Reproduce the listing below exactly, minus its pictures.

****

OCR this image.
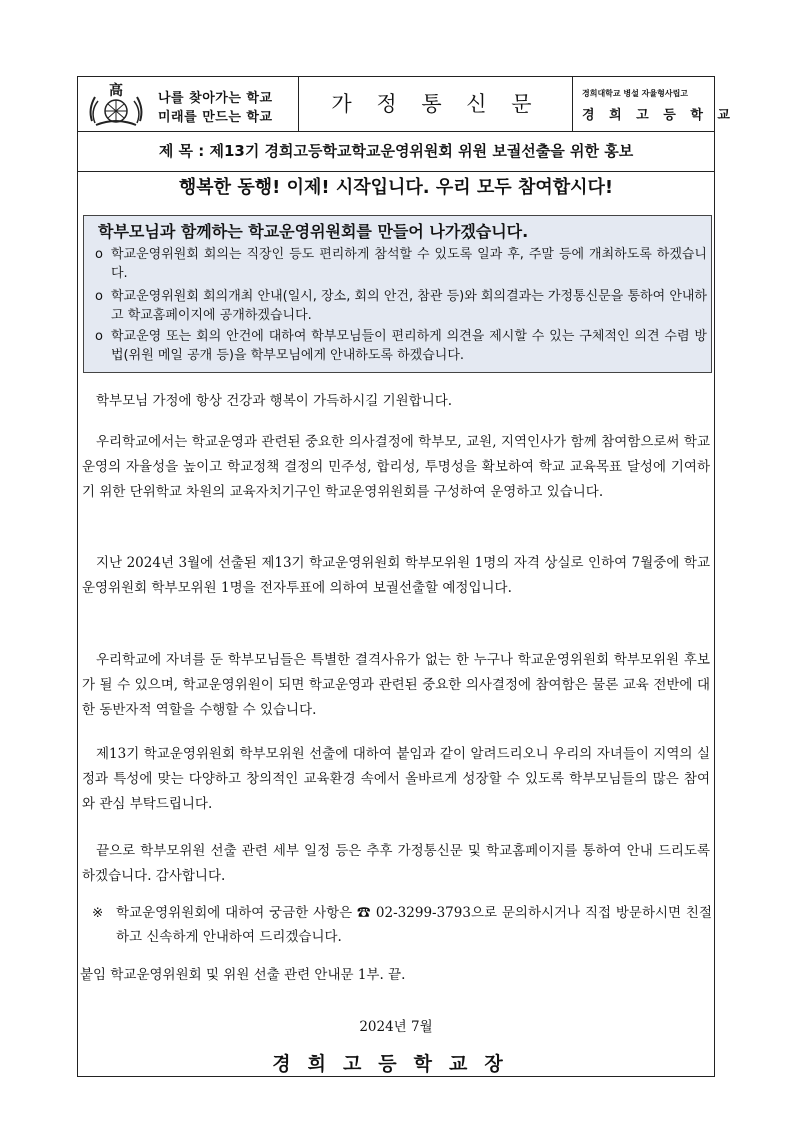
高	나를 찾아가는 학교
미래를 만드는 학교
가 정 통 신 문	경희대학교 병설 자율형사립고
경 희 고 등 학 교
제 목 : 제13기 경희고등학교학교운영위원회 위원 보궐선출을 위한 홍보
행복한 동행! 이제! 시작입니다. 우리 모두 참여합시다!
학부모님과 함께하는 학교운영위원회를 만들어 나가겠습니다.
o 학교운영위원회 회의는 직장인 등도 편리하게 참석할 수 있도록 일과 후, 주말 등에 개최하도록 하겠습니다.
o 학교운영위원회 회의개최 안내(일시, 장소, 회의 안건, 참관 등)와 회의결과는 가정통신문을 통하여 안내하고 학교홈페이지에 공개하겠습니다.
o 학교운영 또는 회의 안건에 대하여 학부모님들이 편리하게 의견을 제시할 수 있는 구체적인 의견 수렴 방법(위원 메일 공개 등)을 학부모님에게 안내하도록 하겠습니다.

학부모님 가정에 항상 건강과 행복이 가득하시길 기원합니다.

우리학교에서는 학교운영과 관련된 중요한 의사결정에 학부모, 교원, 지역인사가 함께 참여함으로써 학교운영의 자율성을 높이고 학교정책 결정의 민주성, 합리성, 투명성을 확보하여 학교 교육목표 달성에 기여하기 위한 단위학교 차원의 교육자치기구인 학교운영위원회를 구성하여 운영하고 있습니다.

지난 2024년 3월에 선출된 제13기 학교운영위원회 학부모위원 1명의 자격 상실로 인하여 7월중에 학교운영위원회 학부모위원 1명을 전자투표에 의하여 보궐선출할 예정입니다.

우리학교에 자녀를 둔 학부모님들은 특별한 결격사유가 없는 한 누구나 학교운영위원회 학부모위원 후보가 될 수 있으며, 학교운영위원이 되면 학교운영과 관련된 중요한 의사결정에 참여함은 물론 교육 전반에 대한 동반자적 역할을 수행할 수 있습니다.

제13기 학교운영위원회 학부모위원 선출에 대하여 붙임과 같이 알려드리오니 우리의 자녀들이 지역의 실정과 특성에 맞는 다양하고 창의적인 교육환경 속에서 올바르게 성장할 수 있도록 학부모님들의 많은 참여와 관심 부탁드립니다.

끝으로 학부모위원 선출 관련 세부 일정 등은 추후 가정통신문 및 학교홈페이지를 통하여 안내 드리도록 하겠습니다. 감사합니다.

※ 학교운영위원회에 대하여 궁금한 사항은 ☎ 02-3299-3793으로 문의하시거나 직접 방문하시면 친절하고 신속하게 안내하여 드리겠습니다.
붙임 학교운영위원회 및 위원 선출 관련 안내문 1부. 끝.
2024년 7월
경희고등학교장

****

» ANSWER
OCR this image.
高	나를 찾아가는 학교
미래를 만드는 학교
가 정 통 신 문	경희대학교 병설 자율형사립고
경 희 고 등 학 교
제 목 : 제13기 경희고등학교학교운영위원회 위원 보궐선출을 위한 홍보
행복한 동행! 이제! 시작입니다. 우리 모두 참여합시다!
학부모님과 함께하는 학교운영위원회를 만들어 나가겠습니다.
o 학교운영위원회 회의는 직장인 등도 편리하게 참석할 수 있도록 일과 후, 주말 등에 개최하도록 하겠습니다.
o 학교운영위원회 회의개최 안내(일시, 장소, 회의 안건, 참관 등)와 회의결과는 가정통신문을 통하여 안내하고 학교홈페이지에 공개하겠습니다.
o 학교운영 또는 회의 안건에 대하여 학부모님들이 편리하게 의견을 제시할 수 있는 구체적인 의견 수렴 방법(위원 메일 공개 등)을 학부모님에게 안내하도록 하겠습니다.

학부모님 가정에 항상 건강과 행복이 가득하시길 기원합니다.

우리학교에서는 학교운영과 관련된 중요한 의사결정에 학부모, 교원, 지역인사가 함께 참여함으로써 학교운영의 자율성을 높이고 학교정책 결정의 민주성, 합리성, 투명성을 확보하여 학교 교육목표 달성에 기여하기 위한 단위학교 차원의 교육자치기구인 학교운영위원회를 구성하여 운영하고 있습니다.

지난 2024년 3월에 선출된 제13기 학교운영위원회 학부모위원 1명의 자격 상실로 인하여 7월중에 학교운영위원회 학부모위원 1명을 전자투표에 의하여 보궐선출할 예정입니다.

우리학교에 자녀를 둔 학부모님들은 특별한 결격사유가 없는 한 누구나 학교운영위원회 학부모위원 후보가 될 수 있으며, 학교운영위원이 되면 학교운영과 관련된 중요한 의사결정에 참여함은 물론 교육 전반에 대한 동반자적 역할을 수행할 수 있습니다.

제13기 학교운영위원회 학부모위원 선출에 대하여 붙임과 같이 알려드리오니 우리의 자녀들이 지역의 실정과 특성에 맞는 다양하고 창의적인 교육환경 속에서 올바르게 성장할 수 있도록 학부모님들의 많은 참여와 관심 부탁드립니다.

끝으로 학부모위원 선출 관련 세부 일정 등은 추후 가정통신문 및 학교홈페이지를 통하여 안내 드리도록 하겠습니다. 감사합니다.

※ 학교운영위원회에 대하여 궁금한 사항은 ☎ 02-3299-3793으로 문의하시거나 직접 방문하시면 친절하고 신속하게 안내하여 드리겠습니다.
붙임 학교운영위원회 및 위원 선출 관련 안내문 1부. 끝.
2024년 7월
경희고등학교장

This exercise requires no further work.